Raw data:
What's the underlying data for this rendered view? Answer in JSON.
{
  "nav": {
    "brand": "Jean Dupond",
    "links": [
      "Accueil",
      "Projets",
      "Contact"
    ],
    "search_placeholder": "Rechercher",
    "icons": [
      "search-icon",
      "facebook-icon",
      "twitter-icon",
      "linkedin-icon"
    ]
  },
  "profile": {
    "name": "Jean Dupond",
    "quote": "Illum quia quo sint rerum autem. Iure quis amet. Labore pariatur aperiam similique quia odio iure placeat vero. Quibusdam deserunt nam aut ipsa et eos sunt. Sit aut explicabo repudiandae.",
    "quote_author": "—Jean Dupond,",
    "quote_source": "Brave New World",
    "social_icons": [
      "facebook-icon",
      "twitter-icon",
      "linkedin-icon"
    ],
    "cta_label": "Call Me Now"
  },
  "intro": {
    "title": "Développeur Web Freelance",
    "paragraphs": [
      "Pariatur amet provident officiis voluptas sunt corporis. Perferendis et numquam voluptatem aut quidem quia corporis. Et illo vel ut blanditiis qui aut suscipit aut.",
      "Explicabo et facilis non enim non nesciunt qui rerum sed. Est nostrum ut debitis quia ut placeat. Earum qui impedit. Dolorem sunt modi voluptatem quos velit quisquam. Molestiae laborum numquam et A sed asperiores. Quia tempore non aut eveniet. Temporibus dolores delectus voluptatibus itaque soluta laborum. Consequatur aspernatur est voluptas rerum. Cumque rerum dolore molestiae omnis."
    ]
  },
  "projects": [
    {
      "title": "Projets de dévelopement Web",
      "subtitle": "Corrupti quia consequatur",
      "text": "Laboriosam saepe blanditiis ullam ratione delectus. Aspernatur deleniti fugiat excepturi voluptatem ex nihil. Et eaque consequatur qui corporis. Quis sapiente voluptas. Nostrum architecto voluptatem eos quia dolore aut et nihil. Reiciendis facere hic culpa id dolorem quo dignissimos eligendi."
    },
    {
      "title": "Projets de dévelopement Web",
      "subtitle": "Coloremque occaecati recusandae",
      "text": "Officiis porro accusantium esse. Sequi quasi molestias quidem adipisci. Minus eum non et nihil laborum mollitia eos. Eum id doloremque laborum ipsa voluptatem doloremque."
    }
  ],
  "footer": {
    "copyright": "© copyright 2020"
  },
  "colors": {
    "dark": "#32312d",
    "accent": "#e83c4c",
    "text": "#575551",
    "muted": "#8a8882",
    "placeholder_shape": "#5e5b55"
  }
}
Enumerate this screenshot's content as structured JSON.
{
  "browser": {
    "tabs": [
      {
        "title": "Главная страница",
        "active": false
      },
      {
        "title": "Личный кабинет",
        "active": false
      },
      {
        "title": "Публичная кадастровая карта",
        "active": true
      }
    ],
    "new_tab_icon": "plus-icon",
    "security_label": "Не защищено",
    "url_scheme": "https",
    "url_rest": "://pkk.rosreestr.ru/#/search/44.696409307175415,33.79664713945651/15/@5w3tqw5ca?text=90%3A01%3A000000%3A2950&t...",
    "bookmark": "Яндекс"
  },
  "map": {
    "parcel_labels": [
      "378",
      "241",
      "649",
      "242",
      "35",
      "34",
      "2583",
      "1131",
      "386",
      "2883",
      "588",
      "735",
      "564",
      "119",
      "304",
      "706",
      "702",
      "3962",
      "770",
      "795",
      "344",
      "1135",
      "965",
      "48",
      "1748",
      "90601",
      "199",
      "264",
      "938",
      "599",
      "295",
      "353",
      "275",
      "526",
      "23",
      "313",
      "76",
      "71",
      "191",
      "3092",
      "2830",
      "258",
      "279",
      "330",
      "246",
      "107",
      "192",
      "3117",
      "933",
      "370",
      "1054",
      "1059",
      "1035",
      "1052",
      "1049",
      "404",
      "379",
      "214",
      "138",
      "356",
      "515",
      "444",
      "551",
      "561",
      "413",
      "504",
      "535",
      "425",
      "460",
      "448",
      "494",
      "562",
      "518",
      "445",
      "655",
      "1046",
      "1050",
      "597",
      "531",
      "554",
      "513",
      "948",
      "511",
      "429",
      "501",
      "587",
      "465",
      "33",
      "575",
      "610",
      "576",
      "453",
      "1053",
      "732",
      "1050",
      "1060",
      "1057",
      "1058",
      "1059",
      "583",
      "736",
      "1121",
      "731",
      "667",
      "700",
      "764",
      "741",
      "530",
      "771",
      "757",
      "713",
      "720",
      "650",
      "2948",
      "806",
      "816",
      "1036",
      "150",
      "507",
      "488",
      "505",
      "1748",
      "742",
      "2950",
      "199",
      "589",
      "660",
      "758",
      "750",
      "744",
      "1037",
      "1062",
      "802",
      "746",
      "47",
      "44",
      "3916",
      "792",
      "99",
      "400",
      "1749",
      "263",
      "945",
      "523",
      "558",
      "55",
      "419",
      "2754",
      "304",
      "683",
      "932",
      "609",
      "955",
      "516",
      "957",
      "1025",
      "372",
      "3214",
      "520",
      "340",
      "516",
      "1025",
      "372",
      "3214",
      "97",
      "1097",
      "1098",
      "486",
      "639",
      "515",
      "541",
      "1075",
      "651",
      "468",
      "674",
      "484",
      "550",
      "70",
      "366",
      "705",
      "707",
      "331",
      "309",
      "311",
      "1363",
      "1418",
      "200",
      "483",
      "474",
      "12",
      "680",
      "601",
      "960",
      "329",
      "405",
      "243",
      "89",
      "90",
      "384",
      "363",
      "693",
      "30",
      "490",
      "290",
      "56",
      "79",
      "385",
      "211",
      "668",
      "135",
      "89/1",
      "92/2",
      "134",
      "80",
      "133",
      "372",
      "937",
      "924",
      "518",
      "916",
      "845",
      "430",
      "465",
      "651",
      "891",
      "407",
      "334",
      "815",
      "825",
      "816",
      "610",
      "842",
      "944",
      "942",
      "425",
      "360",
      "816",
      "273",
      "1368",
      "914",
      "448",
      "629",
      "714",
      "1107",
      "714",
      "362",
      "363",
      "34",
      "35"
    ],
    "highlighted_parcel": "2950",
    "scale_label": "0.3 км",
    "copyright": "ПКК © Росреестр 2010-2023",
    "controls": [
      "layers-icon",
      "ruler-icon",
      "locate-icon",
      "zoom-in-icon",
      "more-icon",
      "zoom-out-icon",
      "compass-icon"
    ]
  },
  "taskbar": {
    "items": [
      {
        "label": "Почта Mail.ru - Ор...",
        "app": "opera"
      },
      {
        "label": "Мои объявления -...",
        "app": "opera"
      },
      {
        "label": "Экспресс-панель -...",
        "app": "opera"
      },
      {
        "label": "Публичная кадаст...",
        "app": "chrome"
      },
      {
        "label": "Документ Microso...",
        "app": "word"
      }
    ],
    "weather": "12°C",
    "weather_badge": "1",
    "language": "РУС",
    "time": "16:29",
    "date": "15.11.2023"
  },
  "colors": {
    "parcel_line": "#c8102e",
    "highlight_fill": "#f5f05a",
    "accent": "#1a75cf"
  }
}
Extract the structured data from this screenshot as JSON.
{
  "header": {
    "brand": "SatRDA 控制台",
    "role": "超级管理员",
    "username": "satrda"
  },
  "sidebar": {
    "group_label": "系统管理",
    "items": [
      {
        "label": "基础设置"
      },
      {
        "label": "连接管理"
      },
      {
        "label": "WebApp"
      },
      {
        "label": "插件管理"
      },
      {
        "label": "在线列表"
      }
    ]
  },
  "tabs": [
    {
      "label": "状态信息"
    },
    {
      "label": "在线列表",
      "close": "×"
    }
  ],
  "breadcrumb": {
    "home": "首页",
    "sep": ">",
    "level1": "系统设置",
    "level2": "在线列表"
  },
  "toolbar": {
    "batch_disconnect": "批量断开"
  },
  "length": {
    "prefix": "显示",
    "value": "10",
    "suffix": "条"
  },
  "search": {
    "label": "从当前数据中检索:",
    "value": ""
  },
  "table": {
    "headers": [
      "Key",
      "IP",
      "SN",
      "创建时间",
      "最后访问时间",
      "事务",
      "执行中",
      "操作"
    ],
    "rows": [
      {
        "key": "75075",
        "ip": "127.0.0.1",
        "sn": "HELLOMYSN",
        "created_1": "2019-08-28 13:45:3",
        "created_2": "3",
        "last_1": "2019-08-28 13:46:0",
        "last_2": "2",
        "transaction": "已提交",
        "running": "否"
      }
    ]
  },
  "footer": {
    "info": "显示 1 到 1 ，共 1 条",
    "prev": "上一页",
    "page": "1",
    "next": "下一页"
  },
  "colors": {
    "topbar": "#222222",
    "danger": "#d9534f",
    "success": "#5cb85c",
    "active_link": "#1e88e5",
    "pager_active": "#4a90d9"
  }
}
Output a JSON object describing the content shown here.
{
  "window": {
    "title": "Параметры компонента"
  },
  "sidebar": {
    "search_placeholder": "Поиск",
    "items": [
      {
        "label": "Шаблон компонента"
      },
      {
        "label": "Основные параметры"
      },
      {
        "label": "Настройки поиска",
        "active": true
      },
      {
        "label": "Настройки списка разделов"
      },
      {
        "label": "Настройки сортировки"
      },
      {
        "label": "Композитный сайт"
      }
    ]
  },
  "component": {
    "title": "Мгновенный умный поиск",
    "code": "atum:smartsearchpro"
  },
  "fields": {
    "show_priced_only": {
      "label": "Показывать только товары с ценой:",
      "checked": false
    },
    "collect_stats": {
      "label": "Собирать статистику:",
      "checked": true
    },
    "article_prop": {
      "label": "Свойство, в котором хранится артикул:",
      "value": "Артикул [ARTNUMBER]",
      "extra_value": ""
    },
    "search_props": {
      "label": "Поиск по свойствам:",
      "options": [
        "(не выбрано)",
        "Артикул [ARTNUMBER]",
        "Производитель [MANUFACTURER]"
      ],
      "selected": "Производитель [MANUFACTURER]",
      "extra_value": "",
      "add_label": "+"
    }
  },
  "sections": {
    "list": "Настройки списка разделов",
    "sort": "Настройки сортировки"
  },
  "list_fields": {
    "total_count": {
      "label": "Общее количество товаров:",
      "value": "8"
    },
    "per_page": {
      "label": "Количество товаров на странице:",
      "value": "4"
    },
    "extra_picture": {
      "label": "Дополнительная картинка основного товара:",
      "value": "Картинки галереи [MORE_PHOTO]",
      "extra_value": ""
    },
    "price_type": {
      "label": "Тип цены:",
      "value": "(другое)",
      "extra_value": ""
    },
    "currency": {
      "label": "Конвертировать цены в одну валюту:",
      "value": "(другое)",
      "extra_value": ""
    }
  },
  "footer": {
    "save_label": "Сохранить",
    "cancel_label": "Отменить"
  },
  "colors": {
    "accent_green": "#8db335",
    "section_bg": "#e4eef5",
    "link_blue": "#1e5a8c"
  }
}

Exercise goal: Locate the word "Dupond" in the records and collect each line it appears in.

In response:
    "brand": "Jean Dupond",
    "name": "Jean Dupond",
    "quote_author": "—Jean Dupond,",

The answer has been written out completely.